====== GIVEN RECORDS ======
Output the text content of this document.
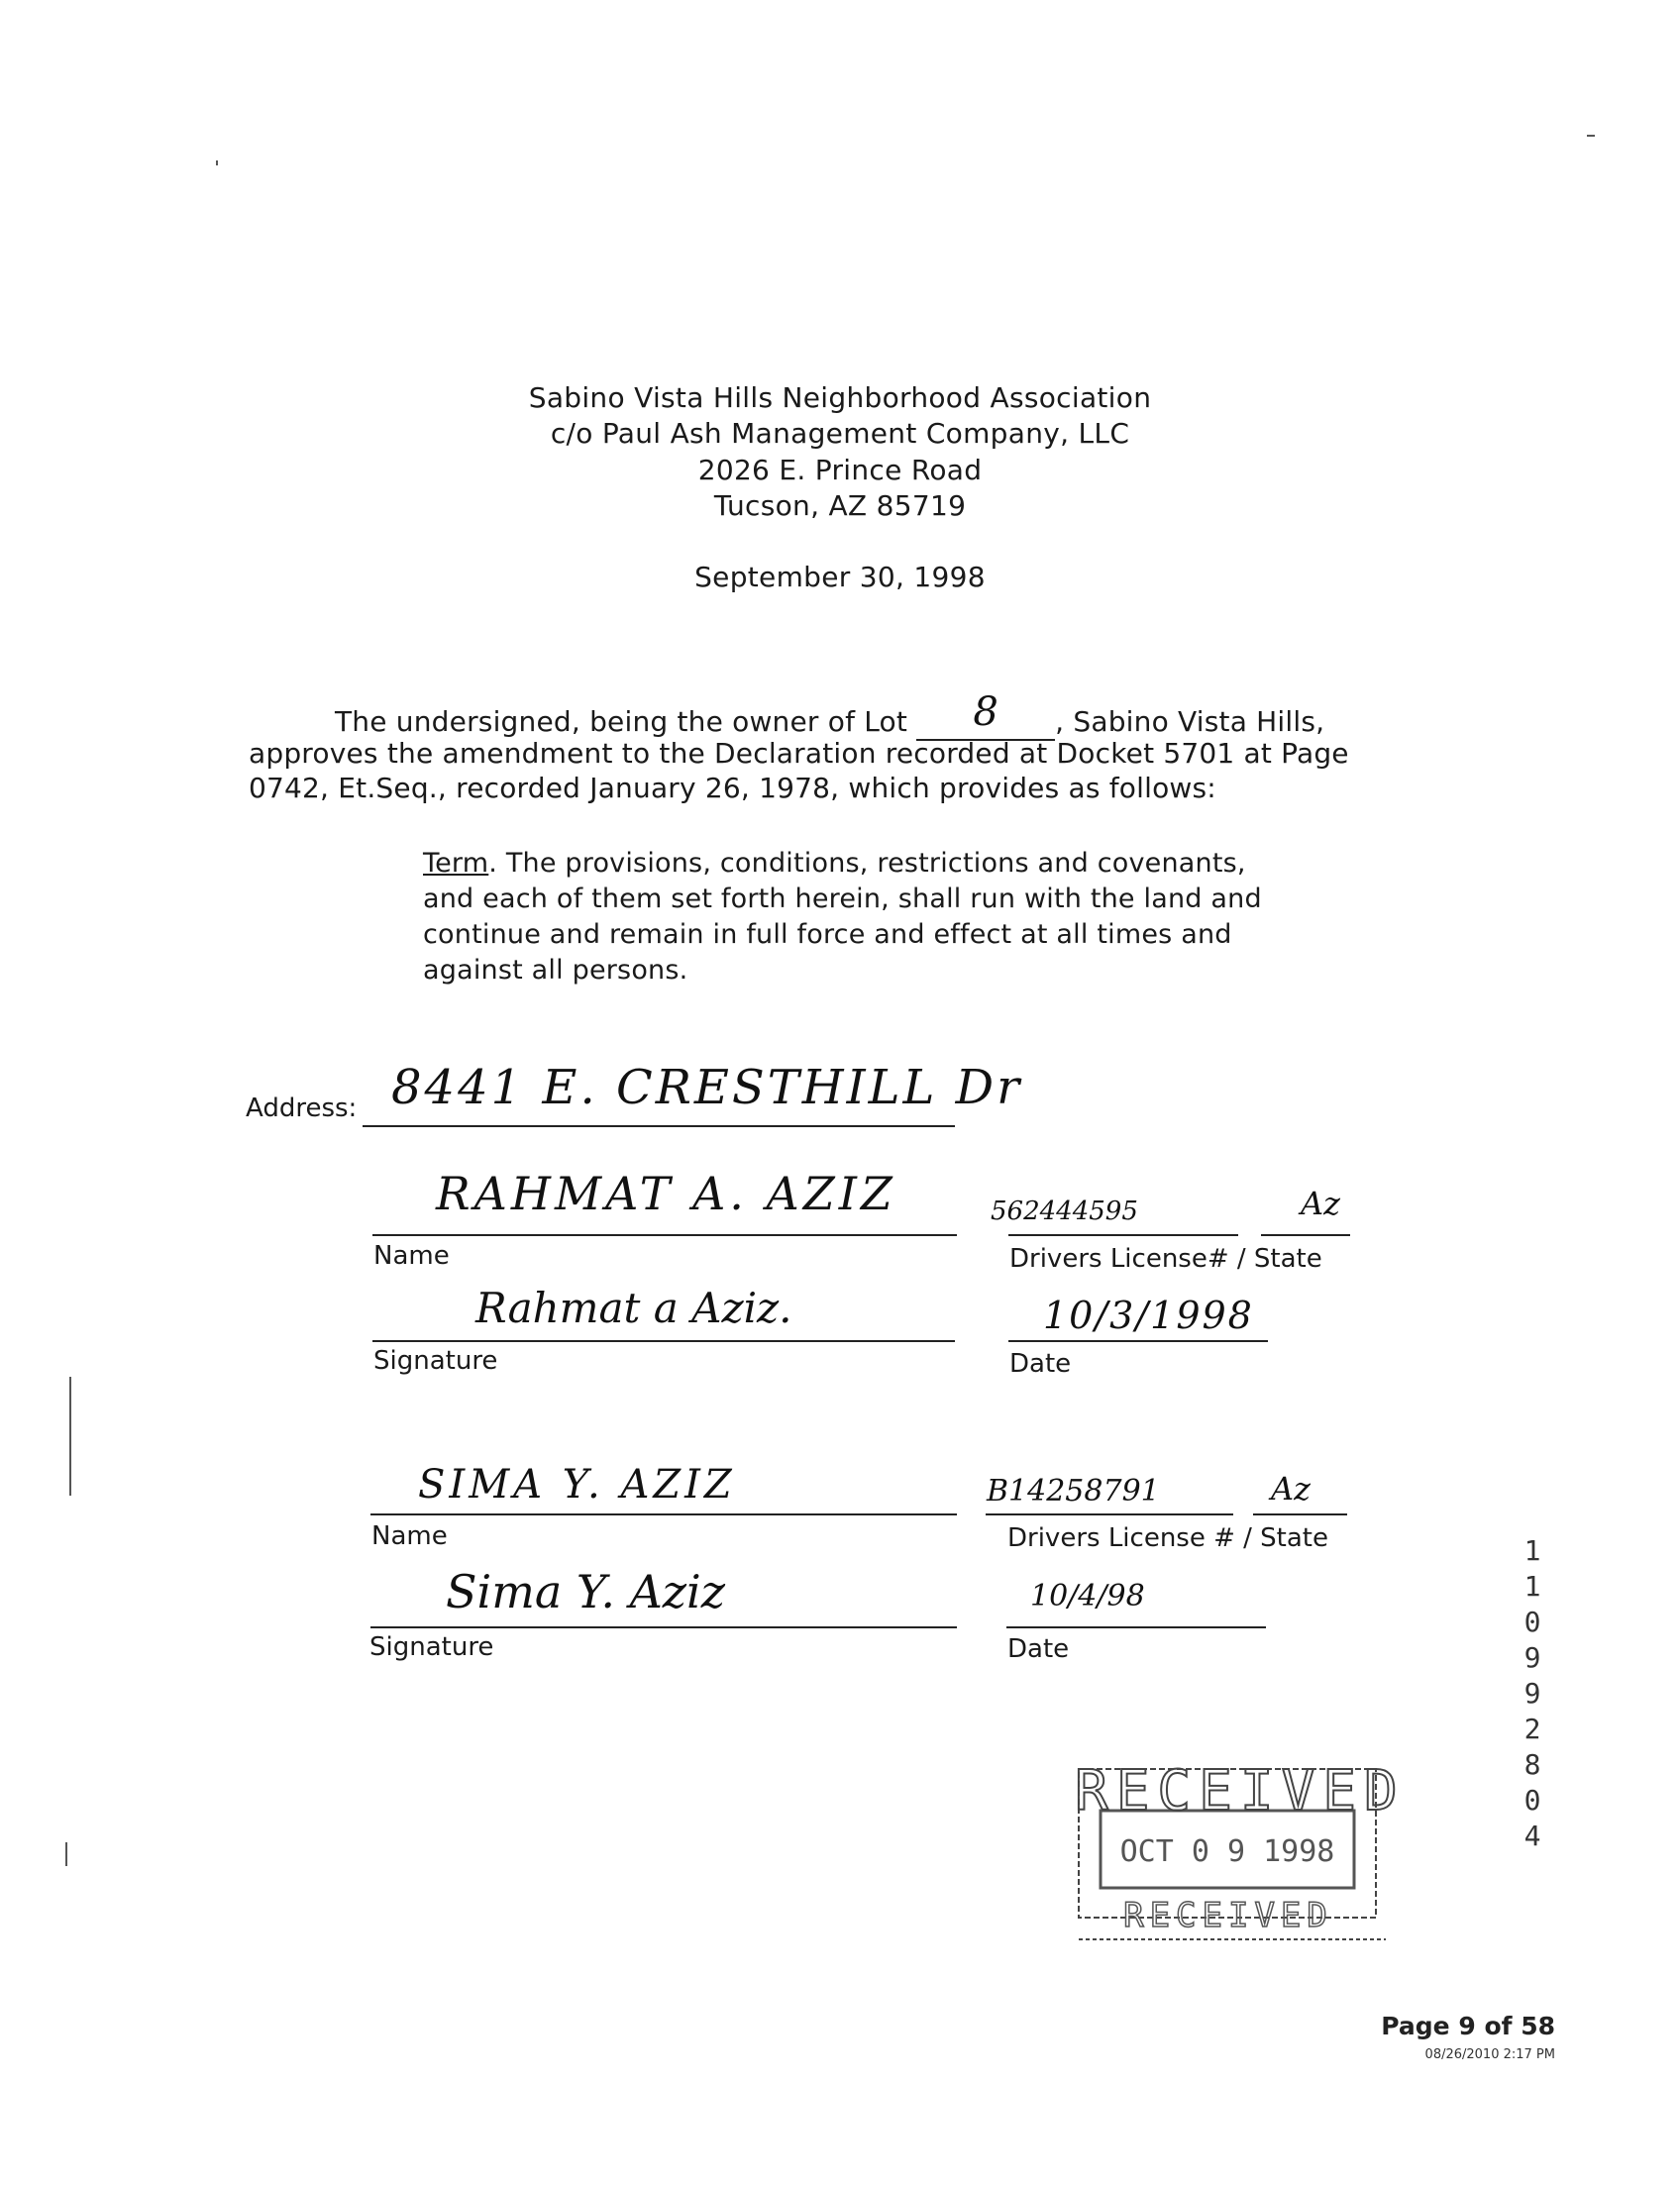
Sabino Vista Hills Neighborhood Association
c/o Paul Ash Management Company, LLC
2026 E. Prince Road
Tucson, AZ 85719
September 30, 1998
The undersigned, being the owner of Lot 8 , Sabino Vista Hills,
approves the amendment to the Declaration recorded at Docket 5701 at Page
0742, Et.Seq., recorded January 26, 1978, which provides as follows:
Term. The provisions, conditions, restrictions and covenants,
and each of them set forth herein, shall run with the land and
continue and remain in full force and effect at all times and
against all persons.
Address: 8441 E. CRESTHILL Dr
RAHMAT A. AZIZ
Name
562444595	Az
Drivers License# / State
Rahmat a Aziz.
Signature
10/3/1998
Date
SIMA Y. AZIZ
Name
B14258791	Az
Drivers License # / State
Sima Y. Aziz
Signature
10/4/98
Date
RECEIVED
OCT 0 9 1998
RECEIVED
11099 2804
Page 9 of 58
08/26/2010 2:17 PM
======
### GOAL
Print the records above exactly as they stand, but leave out the pictures.

### EXERCISE RESPONSE
Output the text content of this document.
Sabino Vista Hills Neighborhood Association
c/o Paul Ash Management Company, LLC
2026 E. Prince Road
Tucson, AZ 85719
September 30, 1998
The undersigned, being the owner of Lot 8 , Sabino Vista Hills,
approves the amendment to the Declaration recorded at Docket 5701 at Page
0742, Et.Seq., recorded January 26, 1978, which provides as follows:
Term. The provisions, conditions, restrictions and covenants,
and each of them set forth herein, shall run with the land and
continue and remain in full force and effect at all times and
against all persons.
Address: 8441 E. CRESTHILL Dr
RAHMAT A. AZIZ
Name
562444595	Az
Drivers License# / State
Rahmat a Aziz.
Signature
10/3/1998
Date
SIMA Y. AZIZ
Name
B14258791	Az
Drivers License # / State
Sima Y. Aziz
Signature
10/4/98
Date
RECEIVED
OCT 0 9 1998
RECEIVED
11099 2804
Page 9 of 58
08/26/2010 2:17 PM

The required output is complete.